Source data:
>> start

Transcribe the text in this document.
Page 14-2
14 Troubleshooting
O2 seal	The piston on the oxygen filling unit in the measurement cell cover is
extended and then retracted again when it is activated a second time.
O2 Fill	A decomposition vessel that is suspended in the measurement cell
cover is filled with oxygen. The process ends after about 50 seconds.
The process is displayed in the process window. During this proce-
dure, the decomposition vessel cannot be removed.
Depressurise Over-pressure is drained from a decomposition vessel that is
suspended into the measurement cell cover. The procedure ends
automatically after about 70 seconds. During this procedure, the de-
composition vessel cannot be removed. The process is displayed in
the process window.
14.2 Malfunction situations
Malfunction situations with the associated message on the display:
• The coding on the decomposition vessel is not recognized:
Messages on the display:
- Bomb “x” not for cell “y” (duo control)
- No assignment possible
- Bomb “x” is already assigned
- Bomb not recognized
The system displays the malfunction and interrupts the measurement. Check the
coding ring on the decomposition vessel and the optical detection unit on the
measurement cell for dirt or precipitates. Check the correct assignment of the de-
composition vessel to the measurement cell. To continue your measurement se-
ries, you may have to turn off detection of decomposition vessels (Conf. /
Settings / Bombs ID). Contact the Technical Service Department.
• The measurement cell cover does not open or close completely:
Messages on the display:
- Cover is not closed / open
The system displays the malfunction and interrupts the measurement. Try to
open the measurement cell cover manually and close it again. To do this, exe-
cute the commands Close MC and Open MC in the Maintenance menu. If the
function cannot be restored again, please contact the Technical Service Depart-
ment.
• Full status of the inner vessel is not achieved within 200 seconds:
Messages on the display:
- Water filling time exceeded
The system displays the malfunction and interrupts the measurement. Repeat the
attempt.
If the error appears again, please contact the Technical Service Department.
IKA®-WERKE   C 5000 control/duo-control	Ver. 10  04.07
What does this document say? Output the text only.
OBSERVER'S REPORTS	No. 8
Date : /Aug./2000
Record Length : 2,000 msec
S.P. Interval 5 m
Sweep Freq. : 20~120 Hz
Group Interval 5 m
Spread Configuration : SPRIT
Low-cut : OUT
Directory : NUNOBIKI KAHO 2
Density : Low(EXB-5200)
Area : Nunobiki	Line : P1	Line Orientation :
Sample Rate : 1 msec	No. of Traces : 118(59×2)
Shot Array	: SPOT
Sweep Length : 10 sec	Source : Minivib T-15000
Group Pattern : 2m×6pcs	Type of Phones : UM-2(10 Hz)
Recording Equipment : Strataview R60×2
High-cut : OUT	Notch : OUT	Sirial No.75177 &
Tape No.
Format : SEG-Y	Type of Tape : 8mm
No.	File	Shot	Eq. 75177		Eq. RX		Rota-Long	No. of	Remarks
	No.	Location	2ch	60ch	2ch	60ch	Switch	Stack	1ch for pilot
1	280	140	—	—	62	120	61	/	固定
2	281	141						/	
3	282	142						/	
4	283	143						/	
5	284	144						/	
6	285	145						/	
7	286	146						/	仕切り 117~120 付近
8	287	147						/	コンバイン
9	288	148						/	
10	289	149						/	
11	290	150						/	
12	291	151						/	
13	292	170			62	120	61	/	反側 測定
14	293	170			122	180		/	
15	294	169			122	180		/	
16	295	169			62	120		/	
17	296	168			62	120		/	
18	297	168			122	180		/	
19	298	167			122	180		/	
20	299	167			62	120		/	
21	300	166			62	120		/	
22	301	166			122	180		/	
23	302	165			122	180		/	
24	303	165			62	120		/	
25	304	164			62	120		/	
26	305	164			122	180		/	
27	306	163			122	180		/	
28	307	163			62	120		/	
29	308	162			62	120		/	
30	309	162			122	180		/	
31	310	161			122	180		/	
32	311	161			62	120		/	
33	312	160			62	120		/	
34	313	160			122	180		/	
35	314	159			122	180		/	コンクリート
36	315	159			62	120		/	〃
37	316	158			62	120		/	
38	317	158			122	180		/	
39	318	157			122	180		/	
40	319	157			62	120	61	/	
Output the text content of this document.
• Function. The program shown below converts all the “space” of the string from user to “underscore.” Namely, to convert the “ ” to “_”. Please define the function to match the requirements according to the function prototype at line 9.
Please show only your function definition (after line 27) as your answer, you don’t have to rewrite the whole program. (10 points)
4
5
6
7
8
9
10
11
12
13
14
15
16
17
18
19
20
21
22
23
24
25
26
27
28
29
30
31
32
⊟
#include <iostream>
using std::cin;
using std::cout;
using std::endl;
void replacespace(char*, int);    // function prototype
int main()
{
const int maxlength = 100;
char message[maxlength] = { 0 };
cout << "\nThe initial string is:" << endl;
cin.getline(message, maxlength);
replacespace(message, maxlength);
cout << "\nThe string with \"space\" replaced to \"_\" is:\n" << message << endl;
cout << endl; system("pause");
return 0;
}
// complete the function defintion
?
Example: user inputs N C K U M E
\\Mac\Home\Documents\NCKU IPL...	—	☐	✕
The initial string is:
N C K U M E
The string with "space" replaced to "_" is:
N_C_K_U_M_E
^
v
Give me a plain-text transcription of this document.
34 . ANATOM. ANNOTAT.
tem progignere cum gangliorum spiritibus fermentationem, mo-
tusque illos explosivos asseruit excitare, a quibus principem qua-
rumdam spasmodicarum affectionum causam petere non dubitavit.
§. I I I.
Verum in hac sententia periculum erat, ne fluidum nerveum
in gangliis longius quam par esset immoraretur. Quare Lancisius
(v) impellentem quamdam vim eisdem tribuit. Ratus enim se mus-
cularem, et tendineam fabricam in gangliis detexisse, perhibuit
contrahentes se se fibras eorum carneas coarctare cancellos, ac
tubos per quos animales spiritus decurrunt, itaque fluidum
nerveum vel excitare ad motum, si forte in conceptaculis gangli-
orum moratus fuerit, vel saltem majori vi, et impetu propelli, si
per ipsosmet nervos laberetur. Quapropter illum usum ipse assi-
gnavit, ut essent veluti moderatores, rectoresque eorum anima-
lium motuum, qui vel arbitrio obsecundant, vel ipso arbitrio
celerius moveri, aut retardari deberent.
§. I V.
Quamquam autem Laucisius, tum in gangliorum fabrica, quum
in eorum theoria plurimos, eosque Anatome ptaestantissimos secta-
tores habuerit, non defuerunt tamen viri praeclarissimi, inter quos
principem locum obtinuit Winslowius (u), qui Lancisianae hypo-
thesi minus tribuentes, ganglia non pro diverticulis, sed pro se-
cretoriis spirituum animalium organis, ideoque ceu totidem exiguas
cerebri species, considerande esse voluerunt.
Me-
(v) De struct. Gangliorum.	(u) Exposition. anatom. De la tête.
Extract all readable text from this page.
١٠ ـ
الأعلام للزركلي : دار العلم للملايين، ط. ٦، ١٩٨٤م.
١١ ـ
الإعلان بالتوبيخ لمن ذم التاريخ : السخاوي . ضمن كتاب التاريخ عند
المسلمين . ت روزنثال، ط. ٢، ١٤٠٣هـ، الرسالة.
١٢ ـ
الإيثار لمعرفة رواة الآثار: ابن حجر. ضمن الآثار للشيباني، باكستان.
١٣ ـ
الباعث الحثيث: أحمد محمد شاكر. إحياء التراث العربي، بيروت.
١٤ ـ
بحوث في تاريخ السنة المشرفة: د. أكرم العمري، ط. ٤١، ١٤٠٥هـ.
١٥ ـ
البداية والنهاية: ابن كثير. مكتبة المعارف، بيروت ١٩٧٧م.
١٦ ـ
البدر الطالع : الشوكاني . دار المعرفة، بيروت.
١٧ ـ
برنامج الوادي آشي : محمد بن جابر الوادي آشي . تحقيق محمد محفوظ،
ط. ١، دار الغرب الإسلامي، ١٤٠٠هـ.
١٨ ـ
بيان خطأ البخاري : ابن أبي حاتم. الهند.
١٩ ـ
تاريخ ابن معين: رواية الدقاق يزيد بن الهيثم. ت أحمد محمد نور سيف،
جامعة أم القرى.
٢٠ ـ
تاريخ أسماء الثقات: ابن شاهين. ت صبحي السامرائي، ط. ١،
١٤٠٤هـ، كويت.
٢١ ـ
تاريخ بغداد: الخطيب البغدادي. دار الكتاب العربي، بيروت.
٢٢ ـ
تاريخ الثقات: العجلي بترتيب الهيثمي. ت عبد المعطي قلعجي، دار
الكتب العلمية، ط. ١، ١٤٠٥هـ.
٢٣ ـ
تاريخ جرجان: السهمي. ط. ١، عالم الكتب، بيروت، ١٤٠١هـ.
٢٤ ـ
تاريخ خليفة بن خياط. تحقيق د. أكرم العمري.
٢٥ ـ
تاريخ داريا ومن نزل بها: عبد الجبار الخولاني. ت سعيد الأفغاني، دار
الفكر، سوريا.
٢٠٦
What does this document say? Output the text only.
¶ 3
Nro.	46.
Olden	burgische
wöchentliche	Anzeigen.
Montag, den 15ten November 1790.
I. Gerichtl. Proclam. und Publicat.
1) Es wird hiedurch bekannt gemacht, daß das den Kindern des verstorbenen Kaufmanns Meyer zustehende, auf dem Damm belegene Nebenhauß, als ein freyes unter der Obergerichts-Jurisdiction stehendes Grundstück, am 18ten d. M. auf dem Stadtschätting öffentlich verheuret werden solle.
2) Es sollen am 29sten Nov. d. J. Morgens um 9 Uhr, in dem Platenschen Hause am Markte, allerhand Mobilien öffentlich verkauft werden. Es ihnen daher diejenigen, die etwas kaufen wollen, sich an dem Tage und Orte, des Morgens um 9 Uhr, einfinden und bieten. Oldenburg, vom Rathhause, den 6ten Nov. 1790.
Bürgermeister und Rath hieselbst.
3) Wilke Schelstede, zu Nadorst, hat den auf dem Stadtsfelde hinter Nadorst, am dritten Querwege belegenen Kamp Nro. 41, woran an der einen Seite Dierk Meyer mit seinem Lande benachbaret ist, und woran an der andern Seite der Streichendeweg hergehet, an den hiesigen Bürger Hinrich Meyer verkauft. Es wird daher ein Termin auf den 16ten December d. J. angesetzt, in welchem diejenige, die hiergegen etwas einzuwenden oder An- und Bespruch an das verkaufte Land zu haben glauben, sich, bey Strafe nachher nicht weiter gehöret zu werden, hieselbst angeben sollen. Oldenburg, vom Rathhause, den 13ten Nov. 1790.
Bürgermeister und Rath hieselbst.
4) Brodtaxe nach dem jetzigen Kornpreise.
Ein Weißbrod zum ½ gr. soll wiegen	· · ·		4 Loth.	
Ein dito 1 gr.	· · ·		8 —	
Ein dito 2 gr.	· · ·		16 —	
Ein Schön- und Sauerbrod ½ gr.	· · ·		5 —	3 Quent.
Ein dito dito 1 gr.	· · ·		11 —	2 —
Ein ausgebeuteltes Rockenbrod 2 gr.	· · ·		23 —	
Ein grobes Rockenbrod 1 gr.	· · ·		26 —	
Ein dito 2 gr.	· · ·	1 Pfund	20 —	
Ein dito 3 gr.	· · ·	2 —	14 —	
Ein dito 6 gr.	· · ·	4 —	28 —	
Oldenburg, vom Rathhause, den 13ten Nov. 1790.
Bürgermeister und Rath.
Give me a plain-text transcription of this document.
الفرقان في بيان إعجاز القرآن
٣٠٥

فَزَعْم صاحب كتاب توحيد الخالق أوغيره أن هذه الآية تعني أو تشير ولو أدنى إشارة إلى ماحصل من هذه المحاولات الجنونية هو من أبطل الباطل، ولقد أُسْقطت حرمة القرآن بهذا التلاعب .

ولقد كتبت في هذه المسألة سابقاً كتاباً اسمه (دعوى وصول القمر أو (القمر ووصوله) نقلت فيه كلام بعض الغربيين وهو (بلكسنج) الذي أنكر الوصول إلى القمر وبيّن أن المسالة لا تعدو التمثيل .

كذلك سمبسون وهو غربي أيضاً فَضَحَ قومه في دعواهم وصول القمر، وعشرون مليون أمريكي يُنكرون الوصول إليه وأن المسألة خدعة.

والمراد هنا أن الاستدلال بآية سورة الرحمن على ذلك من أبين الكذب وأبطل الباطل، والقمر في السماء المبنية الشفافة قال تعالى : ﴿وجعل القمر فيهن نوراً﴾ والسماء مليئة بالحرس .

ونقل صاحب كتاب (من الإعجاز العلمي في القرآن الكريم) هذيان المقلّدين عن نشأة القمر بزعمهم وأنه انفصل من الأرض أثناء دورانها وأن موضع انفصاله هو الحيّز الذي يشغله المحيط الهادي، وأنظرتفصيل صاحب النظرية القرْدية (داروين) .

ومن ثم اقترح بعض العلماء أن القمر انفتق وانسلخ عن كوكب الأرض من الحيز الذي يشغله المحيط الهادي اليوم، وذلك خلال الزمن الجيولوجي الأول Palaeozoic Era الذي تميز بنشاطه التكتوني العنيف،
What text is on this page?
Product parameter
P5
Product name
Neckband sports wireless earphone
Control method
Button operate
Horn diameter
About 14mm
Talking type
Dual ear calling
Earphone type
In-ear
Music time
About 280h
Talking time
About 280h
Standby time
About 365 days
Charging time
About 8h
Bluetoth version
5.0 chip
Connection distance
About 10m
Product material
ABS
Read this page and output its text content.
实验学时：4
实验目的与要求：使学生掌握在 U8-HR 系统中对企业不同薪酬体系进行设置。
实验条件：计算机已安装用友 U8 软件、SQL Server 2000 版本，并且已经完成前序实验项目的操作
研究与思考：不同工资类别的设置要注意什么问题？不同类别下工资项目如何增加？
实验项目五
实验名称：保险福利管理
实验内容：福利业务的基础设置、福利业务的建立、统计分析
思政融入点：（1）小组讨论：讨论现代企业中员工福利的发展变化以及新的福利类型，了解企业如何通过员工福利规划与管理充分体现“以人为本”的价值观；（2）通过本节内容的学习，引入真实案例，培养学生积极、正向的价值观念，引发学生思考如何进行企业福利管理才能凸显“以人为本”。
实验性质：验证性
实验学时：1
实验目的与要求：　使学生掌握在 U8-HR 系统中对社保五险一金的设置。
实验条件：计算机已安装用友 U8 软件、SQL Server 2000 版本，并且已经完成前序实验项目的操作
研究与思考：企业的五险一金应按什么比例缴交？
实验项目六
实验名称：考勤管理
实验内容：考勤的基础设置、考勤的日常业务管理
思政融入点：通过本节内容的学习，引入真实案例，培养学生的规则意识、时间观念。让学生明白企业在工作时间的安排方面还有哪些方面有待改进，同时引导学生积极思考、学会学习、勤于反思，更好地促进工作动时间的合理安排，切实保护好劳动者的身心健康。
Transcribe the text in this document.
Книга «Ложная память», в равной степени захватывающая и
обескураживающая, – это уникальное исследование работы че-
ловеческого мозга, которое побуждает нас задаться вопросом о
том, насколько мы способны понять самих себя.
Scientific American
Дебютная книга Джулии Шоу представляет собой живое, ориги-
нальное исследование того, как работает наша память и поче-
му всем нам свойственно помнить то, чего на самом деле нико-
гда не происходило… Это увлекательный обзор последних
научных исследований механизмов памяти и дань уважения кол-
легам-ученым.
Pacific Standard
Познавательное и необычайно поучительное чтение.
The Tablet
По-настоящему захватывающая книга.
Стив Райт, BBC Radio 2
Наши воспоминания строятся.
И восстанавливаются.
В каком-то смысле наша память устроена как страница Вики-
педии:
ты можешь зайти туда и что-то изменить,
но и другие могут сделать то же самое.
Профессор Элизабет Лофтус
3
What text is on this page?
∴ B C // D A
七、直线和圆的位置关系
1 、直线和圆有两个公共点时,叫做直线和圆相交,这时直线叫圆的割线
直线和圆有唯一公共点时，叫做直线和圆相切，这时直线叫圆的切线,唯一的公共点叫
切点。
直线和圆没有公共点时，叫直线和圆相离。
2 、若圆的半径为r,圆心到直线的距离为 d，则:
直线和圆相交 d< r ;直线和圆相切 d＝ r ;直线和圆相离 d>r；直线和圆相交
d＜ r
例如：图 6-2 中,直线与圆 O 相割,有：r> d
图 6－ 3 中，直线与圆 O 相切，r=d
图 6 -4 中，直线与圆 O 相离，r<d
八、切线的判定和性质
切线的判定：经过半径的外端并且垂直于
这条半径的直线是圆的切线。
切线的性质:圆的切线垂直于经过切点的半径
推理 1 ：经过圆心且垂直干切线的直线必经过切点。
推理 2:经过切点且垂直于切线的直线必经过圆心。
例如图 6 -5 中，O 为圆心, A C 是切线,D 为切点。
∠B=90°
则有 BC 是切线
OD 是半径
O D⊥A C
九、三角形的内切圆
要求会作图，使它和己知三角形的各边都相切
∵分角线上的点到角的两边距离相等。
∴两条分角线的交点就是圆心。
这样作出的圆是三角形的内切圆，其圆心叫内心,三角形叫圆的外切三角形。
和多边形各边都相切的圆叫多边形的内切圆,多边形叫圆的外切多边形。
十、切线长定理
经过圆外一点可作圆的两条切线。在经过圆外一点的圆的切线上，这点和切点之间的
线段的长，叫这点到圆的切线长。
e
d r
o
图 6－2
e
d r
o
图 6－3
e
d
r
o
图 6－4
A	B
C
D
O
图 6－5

>> end

Using the data above, copy each line that contains "from".

Depressurise Over-pressure is drained from a decomposition vessel that is
• Function. The program shown below converts all the “space” of the string from user to “underscore.” Namely, to convert the “ ” to “_”. Please define the function to match the requirements according to the function prototype at line 9.
Extract all readable text from this page.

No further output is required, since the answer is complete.